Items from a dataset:
+ + + +
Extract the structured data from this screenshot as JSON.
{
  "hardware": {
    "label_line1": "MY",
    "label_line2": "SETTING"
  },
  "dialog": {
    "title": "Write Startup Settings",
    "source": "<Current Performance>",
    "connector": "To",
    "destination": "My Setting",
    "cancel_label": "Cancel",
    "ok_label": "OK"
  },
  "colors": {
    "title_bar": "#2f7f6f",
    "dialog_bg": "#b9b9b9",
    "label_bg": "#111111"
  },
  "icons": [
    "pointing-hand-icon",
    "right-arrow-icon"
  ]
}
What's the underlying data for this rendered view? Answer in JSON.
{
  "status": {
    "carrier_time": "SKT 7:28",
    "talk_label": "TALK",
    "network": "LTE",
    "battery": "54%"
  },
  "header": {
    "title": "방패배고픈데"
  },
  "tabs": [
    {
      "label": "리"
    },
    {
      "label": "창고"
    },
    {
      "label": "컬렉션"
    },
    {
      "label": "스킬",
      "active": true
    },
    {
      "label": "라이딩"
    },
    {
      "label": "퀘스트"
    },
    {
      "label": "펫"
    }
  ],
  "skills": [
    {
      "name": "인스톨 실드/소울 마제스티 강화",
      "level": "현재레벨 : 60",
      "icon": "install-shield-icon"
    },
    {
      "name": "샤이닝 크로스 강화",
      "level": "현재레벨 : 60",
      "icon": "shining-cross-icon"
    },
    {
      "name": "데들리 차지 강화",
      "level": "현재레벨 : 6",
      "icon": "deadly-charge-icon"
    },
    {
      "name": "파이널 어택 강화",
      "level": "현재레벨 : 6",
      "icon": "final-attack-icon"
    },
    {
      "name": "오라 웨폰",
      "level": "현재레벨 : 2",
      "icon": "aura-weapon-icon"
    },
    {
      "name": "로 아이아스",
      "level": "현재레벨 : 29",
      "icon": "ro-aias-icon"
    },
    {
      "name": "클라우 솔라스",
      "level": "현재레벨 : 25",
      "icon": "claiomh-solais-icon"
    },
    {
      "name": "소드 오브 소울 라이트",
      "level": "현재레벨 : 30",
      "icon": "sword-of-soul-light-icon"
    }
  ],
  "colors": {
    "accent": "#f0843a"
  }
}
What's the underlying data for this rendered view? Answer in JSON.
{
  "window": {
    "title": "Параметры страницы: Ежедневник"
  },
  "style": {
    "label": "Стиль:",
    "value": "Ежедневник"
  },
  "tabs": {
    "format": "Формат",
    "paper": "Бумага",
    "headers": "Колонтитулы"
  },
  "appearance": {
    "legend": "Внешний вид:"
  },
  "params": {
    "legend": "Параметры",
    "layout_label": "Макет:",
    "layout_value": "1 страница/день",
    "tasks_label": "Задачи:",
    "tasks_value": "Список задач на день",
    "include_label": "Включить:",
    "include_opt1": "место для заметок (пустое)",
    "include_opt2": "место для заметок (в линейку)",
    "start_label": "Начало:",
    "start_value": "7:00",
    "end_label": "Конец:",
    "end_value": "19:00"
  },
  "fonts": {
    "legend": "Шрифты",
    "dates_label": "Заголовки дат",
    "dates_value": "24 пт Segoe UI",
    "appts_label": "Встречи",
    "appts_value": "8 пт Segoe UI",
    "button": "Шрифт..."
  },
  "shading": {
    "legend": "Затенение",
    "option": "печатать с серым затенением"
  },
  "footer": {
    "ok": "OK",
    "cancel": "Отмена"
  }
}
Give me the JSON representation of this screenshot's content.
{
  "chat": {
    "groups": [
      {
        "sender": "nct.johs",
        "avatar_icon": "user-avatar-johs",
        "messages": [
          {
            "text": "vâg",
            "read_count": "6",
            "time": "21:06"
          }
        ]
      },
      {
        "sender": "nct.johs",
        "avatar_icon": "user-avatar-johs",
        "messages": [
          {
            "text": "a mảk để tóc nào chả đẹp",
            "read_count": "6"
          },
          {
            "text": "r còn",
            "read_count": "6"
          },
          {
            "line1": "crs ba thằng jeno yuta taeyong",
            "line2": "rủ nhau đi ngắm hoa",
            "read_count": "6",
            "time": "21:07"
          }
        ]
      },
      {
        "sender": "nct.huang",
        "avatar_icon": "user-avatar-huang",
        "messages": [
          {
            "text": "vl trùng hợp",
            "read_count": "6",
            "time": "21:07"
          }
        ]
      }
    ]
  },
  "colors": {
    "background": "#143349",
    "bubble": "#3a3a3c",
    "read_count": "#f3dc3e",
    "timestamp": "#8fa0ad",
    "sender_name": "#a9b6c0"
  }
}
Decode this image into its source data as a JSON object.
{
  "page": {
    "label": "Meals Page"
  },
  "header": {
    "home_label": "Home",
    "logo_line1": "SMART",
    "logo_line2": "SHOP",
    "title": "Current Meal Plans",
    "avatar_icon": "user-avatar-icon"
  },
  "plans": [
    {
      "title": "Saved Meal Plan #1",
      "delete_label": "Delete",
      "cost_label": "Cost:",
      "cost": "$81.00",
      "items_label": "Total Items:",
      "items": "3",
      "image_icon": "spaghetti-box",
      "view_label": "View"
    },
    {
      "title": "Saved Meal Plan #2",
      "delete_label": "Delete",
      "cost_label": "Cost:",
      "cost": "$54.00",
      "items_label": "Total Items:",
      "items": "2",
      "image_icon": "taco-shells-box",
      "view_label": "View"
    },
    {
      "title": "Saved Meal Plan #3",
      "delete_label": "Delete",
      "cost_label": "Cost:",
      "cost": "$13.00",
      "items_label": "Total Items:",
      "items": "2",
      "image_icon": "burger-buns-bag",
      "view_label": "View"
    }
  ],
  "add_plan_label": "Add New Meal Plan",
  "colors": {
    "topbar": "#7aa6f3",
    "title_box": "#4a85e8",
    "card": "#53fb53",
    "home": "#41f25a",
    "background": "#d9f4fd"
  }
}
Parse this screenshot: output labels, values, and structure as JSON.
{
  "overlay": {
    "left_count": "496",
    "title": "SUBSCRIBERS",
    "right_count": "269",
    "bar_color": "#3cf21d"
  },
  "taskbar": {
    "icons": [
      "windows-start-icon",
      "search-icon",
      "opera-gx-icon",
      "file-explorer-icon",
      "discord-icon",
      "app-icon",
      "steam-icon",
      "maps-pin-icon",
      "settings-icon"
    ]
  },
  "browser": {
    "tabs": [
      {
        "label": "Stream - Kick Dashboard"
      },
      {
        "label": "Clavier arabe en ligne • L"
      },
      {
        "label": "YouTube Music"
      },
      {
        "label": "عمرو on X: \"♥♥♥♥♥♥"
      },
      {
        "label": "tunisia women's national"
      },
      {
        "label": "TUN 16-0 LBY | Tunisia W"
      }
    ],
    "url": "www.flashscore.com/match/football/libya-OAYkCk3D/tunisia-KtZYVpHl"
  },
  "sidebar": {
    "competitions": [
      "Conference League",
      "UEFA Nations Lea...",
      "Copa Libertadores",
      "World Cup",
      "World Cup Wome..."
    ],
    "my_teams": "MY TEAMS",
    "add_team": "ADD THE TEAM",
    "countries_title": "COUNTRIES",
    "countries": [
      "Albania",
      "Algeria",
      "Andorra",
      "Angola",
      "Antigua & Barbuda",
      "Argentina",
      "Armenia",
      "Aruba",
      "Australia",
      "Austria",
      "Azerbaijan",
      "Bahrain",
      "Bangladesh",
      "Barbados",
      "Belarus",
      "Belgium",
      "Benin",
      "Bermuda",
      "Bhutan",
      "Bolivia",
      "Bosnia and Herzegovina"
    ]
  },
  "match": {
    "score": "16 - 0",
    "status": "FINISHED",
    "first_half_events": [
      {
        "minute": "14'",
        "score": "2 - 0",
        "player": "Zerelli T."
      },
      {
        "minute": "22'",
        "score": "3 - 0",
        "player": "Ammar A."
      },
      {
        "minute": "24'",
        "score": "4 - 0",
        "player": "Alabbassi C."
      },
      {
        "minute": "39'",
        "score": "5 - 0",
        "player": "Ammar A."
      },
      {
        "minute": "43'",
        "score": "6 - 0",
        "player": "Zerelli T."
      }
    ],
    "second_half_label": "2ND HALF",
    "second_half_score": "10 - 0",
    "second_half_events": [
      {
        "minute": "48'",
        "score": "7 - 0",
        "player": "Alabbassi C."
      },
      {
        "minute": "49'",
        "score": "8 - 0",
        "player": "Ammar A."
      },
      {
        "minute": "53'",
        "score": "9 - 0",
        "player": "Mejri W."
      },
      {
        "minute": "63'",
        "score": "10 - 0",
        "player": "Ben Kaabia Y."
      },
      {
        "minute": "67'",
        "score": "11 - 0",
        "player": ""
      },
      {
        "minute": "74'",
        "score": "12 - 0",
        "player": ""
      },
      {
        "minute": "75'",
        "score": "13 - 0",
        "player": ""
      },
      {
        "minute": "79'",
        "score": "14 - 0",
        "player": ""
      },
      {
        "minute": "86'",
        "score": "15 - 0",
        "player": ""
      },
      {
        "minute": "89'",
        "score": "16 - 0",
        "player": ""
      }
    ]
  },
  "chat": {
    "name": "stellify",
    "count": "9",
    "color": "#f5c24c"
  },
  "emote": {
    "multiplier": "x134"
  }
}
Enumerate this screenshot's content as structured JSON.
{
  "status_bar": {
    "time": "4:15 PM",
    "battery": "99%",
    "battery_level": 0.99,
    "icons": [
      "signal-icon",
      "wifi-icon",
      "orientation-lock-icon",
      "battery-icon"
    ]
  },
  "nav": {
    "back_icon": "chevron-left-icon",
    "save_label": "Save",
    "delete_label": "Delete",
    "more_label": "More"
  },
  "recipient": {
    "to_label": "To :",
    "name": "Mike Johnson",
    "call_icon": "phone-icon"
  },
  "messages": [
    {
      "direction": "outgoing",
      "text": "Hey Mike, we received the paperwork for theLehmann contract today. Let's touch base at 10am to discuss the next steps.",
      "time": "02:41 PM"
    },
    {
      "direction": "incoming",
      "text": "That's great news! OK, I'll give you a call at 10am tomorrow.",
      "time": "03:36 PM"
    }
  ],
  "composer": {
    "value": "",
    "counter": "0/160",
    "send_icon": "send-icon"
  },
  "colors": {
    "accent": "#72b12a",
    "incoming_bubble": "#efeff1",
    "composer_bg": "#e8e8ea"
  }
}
+ + + +
Task to complete:
Lines containing the word "legend" must all be returned from the material above.

Reply:
    "legend": "Внешний вид:"
    "legend": "Параметры",
    "legend": "Шрифты",
    "legend": "Затенение",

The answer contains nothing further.